Selected excerpt:
+ + +

Staying ahead of the attackers is vital to ensure network security. Here are 10 essential cybersecurity tips that can help you protect your network:
Update your software regularly
Keeping crucial software, such as operating system, security applications, etc. updated is imperative. A software update usually involves security patches and bug fixes, and helps address critical vulnerabilities that hackers could use to access your network.
- Always install the latest security updates for your devices.
- Enable automatic system updates.
- Ensure that the automatic security update is enabled in browsers.
- Ensure that the plug-ins used in the browser are up to date.
Establishing a secure connection minimizes the possibility of cyber threats. Never connect your devices to a public Wi-Fi without using a virtual private network (VPN). This ensures that the communication between your device and the VPN server is encrypted, thus making it difficult for an attacker to gain access.

+ + +

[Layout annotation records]
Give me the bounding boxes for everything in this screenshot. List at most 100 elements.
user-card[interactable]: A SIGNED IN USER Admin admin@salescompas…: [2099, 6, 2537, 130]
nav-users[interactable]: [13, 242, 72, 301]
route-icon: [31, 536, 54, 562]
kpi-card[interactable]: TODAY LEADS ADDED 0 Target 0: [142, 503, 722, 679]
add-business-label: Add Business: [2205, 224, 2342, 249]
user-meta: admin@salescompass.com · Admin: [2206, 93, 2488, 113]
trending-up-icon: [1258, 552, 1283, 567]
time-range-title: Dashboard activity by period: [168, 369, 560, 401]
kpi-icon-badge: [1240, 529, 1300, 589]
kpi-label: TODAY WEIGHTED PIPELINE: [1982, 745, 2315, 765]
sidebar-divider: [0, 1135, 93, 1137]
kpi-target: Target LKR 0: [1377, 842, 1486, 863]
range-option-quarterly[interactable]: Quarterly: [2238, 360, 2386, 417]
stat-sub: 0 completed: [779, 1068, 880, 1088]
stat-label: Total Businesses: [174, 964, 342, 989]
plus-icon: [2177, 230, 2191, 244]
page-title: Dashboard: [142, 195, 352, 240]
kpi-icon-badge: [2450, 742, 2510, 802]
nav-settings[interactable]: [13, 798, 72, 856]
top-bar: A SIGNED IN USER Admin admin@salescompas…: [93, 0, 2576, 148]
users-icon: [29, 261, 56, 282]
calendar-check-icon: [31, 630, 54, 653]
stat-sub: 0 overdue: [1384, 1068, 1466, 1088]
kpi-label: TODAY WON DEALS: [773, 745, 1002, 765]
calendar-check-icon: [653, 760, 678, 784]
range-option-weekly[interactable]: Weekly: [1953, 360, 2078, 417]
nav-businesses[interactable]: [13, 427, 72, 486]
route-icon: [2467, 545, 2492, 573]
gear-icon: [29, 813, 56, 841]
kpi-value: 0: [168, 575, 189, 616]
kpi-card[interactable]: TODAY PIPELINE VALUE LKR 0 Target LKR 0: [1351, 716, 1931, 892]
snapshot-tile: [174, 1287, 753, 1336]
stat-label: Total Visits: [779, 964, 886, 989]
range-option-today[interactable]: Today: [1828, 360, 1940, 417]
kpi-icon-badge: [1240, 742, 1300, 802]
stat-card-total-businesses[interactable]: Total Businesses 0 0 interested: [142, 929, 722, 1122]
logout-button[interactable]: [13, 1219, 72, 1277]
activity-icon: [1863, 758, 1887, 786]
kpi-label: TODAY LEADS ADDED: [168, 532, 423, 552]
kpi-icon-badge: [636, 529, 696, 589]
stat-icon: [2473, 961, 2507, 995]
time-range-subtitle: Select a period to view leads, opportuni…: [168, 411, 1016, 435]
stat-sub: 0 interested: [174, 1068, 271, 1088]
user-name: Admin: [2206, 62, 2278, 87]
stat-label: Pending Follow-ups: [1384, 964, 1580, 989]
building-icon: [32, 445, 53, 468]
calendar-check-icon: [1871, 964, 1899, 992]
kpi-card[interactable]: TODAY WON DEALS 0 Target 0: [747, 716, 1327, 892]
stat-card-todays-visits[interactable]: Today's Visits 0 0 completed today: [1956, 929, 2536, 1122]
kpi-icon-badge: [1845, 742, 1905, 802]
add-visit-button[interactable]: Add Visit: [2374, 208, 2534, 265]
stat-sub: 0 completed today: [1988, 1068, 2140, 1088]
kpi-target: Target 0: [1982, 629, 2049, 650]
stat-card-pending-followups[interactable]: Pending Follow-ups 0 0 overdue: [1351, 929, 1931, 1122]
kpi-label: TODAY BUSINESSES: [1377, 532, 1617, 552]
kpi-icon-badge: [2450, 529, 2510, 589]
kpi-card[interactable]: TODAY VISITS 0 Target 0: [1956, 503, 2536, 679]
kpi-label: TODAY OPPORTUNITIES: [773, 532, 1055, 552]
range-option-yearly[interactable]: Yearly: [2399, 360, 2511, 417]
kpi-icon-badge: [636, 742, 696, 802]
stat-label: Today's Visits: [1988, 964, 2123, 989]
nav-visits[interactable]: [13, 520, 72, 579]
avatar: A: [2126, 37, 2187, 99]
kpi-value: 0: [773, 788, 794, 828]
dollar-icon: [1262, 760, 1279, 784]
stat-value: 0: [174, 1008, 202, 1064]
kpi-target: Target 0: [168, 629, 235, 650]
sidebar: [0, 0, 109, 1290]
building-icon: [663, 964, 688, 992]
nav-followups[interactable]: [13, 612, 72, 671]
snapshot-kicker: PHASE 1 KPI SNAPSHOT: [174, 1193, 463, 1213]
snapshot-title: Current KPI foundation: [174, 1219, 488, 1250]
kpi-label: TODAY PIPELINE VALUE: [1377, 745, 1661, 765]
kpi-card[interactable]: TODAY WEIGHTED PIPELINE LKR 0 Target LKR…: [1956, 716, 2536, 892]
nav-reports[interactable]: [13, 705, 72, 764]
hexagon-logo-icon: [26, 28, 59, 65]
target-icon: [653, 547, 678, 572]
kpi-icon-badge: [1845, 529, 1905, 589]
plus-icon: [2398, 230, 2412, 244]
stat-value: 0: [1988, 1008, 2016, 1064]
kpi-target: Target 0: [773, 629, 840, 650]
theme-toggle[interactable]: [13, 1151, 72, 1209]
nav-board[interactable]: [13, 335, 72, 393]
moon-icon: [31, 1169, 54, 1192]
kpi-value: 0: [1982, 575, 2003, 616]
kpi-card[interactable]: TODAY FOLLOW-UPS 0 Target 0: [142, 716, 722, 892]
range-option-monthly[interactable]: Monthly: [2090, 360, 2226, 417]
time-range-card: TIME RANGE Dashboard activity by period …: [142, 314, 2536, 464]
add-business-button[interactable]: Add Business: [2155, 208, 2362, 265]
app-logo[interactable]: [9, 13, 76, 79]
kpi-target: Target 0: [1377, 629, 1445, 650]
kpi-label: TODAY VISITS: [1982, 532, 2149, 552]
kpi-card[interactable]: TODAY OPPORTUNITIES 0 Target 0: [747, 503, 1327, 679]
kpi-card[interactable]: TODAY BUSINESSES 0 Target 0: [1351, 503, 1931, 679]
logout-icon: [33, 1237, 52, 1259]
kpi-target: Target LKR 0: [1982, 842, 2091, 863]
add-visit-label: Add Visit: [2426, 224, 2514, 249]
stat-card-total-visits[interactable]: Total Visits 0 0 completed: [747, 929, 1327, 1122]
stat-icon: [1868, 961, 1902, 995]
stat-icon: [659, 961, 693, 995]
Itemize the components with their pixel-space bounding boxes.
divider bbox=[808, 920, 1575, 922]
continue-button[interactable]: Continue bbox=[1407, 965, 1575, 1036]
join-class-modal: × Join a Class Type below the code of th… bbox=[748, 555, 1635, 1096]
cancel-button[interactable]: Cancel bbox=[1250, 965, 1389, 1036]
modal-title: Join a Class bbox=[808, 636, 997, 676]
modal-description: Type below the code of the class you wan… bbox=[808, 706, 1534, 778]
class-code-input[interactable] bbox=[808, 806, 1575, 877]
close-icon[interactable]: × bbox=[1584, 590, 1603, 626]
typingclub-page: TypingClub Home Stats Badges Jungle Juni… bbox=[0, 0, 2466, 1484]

+ + +

Stated exercise 1: Reproduce the cybersecurity tips text from "Establishing a secure" to "to gain access.".
Stated exercise 2: According to the cybersecurity tips, what does a software update usually involve?

Exercise output 1:
Establishing a secure connection minimizes the possibility of cyber threats. Never connect your devices to a public Wi-Fi without using a virtual private network (VPN). This ensures that the communication between your device and the VPN server is encrypted, thus making it difficult for an attacker to gain access.

Exercise output 2: Security patches and bug fixes.